**INSTRUCTIONS TO FOLLOW:** Repeat the records exactly as given. Do not include the pictures.

**PROVIDED DATA:**
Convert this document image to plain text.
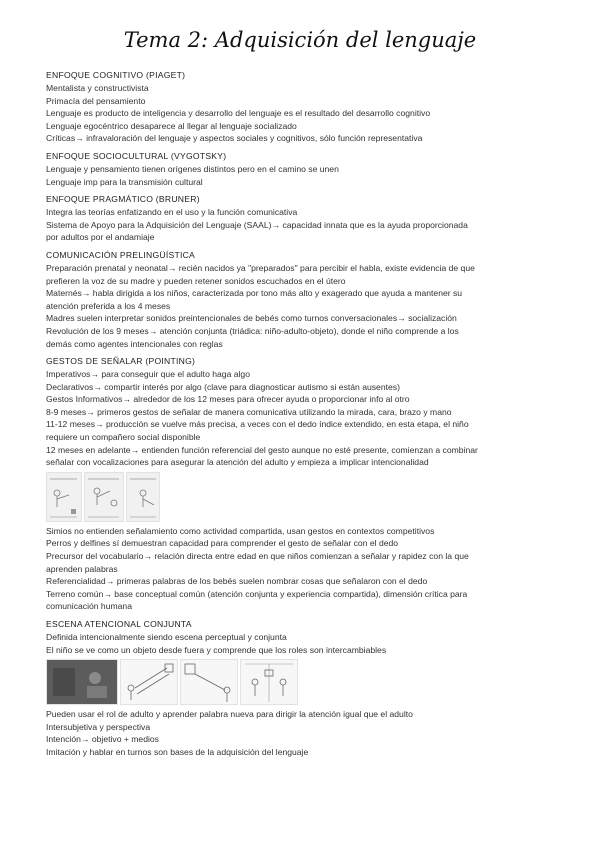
Tema 2: Adquisición del lenguaje
ENFOQUE COGNITIVO (PIAGET)
Mentalista y constructivista
Primacía del pensamiento
Lenguaje es producto de inteligencia y desarrollo del lenguaje es el resultado del desarrollo cognitivo
Lenguaje egocéntrico desaparece al llegar al lenguaje socializado
Críticas→ infravaloración del lenguaje y aspectos sociales y cognitivos, sólo función representativa
ENFOQUE SOCIOCULTURAL (VYGOTSKY)
Lenguaje y pensamiento tienen orígenes distintos pero en el camino se unen
Lenguaje imp para la transmisión cultural
ENFOQUE PRAGMÁTICO (BRUNER)
Integra las teorías enfatizando en el uso y la función comunicativa
Sistema de Apoyo para la Adquisición del Lenguaje (SAAL)→ capacidad innata que es la ayuda proporcionada
por adultos por el andamiaje
COMUNICACIÓN PRELINGÜÍSTICA
Preparación prenatal y neonatal→ recién nacidos ya "preparados" para percibir el habla, existe evidencia de que
prefieren la voz de su madre y pueden retener sonidos escuchados en el útero
Maternés→ habla dirigida a los niños, caracterizada por tono más alto y exagerado que ayuda a mantener su
atención preferida a los 4 meses
Madres suelen interpretar sonidos preintencionales de bebés como turnos conversacionales→ socialización
Revolución de los 9 meses→ atención conjunta (triádica: niño-adulto-objeto), donde el niño comprende a los
demás como agentes intencionales con reglas
GESTOS DE SEÑALAR (POINTING)
Imperativos→ para conseguir que el adulto haga algo
Declarativos→ compartir interés por algo (clave para diagnosticar autismo si están ausentes)
Gestos Informativos→ alrededor de los 12 meses para ofrecer ayuda o proporcionar info al otro
8-9 meses→ primeros gestos de señalar de manera comunicativa utilizando la mirada, cara, brazo y mano
11-12 meses→ producción se vuelve más precisa, a veces con el dedo índice extendido, en esta etapa, el niño
requiere un compañero social disponible
12 meses en adelante→ entienden función referencial del gesto aunque no esté presente, comienzan a combinar
señalar con vocalizaciones para asegurar la atención del adulto y empieza a implicar intencionalidad
Simios no entienden señalamiento como actividad compartida, usan gestos en contextos competitivos
Perros y delfines sí demuestran capacidad para comprender el gesto de señalar con el dedo
Precursor del vocabulario→ relación directa entre edad en que niños comienzan a señalar y rapidez con la que
aprenden palabras
Referencialidad→ primeras palabras de los bebés suelen nombrar cosas que señalaron con el dedo
Terreno común→ base conceptual común (atención conjunta y experiencia compartida), dimensión crítica para
comunicación humana
ESCENA ATENCIONAL CONJUNTA
Definida intencionalmente siendo escena perceptual y conjunta
El niño se ve como un objeto desde fuera y comprende que los roles son intercambiables
Pueden usar el rol de adulto y aprender palabra nueva para dirigir la atención igual que el adulto
Intersubjetiva y perspectiva
Intención→ objetivo + medios
Imitación y hablar en turnos son bases de la adquisición del lenguaje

**RESULT OF THIS TASK:**
Convert this document image to plain text.
Tema 2: Adquisición del lenguaje
ENFOQUE COGNITIVO (PIAGET)
Mentalista y constructivista
Primacía del pensamiento
Lenguaje es producto de inteligencia y desarrollo del lenguaje es el resultado del desarrollo cognitivo
Lenguaje egocéntrico desaparece al llegar al lenguaje socializado
Críticas→ infravaloración del lenguaje y aspectos sociales y cognitivos, sólo función representativa
ENFOQUE SOCIOCULTURAL (VYGOTSKY)
Lenguaje y pensamiento tienen orígenes distintos pero en el camino se unen
Lenguaje imp para la transmisión cultural
ENFOQUE PRAGMÁTICO (BRUNER)
Integra las teorías enfatizando en el uso y la función comunicativa
Sistema de Apoyo para la Adquisición del Lenguaje (SAAL)→ capacidad innata que es la ayuda proporcionada
por adultos por el andamiaje
COMUNICACIÓN PRELINGÜÍSTICA
Preparación prenatal y neonatal→ recién nacidos ya "preparados" para percibir el habla, existe evidencia de que
prefieren la voz de su madre y pueden retener sonidos escuchados en el útero
Maternés→ habla dirigida a los niños, caracterizada por tono más alto y exagerado que ayuda a mantener su
atención preferida a los 4 meses
Madres suelen interpretar sonidos preintencionales de bebés como turnos conversacionales→ socialización
Revolución de los 9 meses→ atención conjunta (triádica: niño-adulto-objeto), donde el niño comprende a los
demás como agentes intencionales con reglas
GESTOS DE SEÑALAR (POINTING)
Imperativos→ para conseguir que el adulto haga algo
Declarativos→ compartir interés por algo (clave para diagnosticar autismo si están ausentes)
Gestos Informativos→ alrededor de los 12 meses para ofrecer ayuda o proporcionar info al otro
8-9 meses→ primeros gestos de señalar de manera comunicativa utilizando la mirada, cara, brazo y mano
11-12 meses→ producción se vuelve más precisa, a veces con el dedo índice extendido, en esta etapa, el niño
requiere un compañero social disponible
12 meses en adelante→ entienden función referencial del gesto aunque no esté presente, comienzan a combinar
señalar con vocalizaciones para asegurar la atención del adulto y empieza a implicar intencionalidad
Simios no entienden señalamiento como actividad compartida, usan gestos en contextos competitivos
Perros y delfines sí demuestran capacidad para comprender el gesto de señalar con el dedo
Precursor del vocabulario→ relación directa entre edad en que niños comienzan a señalar y rapidez con la que
aprenden palabras
Referencialidad→ primeras palabras de los bebés suelen nombrar cosas que señalaron con el dedo
Terreno común→ base conceptual común (atención conjunta y experiencia compartida), dimensión crítica para
comunicación humana
ESCENA ATENCIONAL CONJUNTA
Definida intencionalmente siendo escena perceptual y conjunta
El niño se ve como un objeto desde fuera y comprende que los roles son intercambiables
Pueden usar el rol de adulto y aprender palabra nueva para dirigir la atención igual que el adulto
Intersubjetiva y perspectiva
Intención→ objetivo + medios
Imitación y hablar en turnos son bases de la adquisición del lenguaje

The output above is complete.